### TASK OBJECTIVE
Look through the lines below and extract each one that contains "none".

--- START OF ENTRIES ---

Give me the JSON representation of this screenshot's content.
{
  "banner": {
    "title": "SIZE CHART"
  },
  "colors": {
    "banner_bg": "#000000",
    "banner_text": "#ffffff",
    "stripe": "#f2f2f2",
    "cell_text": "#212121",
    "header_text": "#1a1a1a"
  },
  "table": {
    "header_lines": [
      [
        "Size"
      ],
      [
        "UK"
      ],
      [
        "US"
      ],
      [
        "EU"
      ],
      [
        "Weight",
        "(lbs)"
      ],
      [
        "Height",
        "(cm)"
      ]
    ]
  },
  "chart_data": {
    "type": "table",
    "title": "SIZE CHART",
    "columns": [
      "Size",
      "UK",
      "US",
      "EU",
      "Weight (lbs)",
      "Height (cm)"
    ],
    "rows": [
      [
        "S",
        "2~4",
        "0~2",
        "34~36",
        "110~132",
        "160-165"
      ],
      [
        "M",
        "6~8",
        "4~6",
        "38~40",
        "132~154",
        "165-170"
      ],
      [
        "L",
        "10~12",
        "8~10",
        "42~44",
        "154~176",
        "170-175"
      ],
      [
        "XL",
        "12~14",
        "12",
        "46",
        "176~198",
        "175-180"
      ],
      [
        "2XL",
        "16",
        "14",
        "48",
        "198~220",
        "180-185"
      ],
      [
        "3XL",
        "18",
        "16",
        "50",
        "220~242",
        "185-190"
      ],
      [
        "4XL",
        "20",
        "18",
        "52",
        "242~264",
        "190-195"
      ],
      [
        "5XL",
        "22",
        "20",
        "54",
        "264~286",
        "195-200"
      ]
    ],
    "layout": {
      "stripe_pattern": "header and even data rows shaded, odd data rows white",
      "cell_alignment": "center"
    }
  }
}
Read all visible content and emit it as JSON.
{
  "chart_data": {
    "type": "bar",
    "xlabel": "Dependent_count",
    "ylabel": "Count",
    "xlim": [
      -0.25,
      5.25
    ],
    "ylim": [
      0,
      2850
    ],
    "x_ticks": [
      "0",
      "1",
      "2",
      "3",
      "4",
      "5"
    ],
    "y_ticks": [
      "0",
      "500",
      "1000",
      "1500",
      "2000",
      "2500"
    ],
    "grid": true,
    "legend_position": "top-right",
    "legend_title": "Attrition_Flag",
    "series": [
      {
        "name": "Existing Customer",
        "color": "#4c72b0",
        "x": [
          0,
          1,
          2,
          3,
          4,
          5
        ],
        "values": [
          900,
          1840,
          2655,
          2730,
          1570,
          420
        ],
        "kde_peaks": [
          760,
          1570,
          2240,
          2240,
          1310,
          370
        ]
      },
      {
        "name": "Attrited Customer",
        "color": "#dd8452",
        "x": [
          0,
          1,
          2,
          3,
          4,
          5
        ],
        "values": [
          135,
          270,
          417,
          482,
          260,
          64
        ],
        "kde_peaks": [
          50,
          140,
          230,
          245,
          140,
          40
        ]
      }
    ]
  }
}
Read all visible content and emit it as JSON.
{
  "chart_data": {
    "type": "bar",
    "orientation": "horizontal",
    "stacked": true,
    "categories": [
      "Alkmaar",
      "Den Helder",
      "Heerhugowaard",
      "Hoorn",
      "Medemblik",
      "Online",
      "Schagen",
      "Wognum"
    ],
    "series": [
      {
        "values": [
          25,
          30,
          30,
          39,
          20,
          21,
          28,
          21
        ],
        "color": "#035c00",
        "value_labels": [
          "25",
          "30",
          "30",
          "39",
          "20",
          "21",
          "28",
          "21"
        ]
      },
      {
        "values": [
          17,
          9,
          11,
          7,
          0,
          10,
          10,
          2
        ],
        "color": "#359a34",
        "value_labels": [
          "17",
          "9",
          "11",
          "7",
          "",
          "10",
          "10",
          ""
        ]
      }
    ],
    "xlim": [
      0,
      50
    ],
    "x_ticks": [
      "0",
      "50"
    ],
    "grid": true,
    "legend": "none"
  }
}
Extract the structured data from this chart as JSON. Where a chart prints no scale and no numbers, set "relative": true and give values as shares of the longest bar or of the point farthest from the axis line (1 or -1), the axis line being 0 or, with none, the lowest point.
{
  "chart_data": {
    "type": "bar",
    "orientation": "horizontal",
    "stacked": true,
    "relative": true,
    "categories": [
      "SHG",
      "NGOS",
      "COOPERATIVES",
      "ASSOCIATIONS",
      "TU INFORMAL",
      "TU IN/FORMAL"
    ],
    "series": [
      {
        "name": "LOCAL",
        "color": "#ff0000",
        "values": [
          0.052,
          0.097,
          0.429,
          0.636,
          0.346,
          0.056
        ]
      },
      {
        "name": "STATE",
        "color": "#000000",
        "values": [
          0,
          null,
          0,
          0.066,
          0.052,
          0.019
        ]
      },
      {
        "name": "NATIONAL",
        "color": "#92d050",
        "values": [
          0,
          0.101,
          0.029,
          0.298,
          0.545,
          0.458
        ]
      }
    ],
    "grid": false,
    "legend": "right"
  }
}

--- END OF ENTRIES ---

### THE REPLY
    "legend": "none"
Extract the structured data from this chart as JSON. Where a chart prints no scale and no numbers, set "relative": true and give values as shares of the longest bar or of the point farthest from the axis line (1 or -1), the axis line being 0 or, with none, the lowest point.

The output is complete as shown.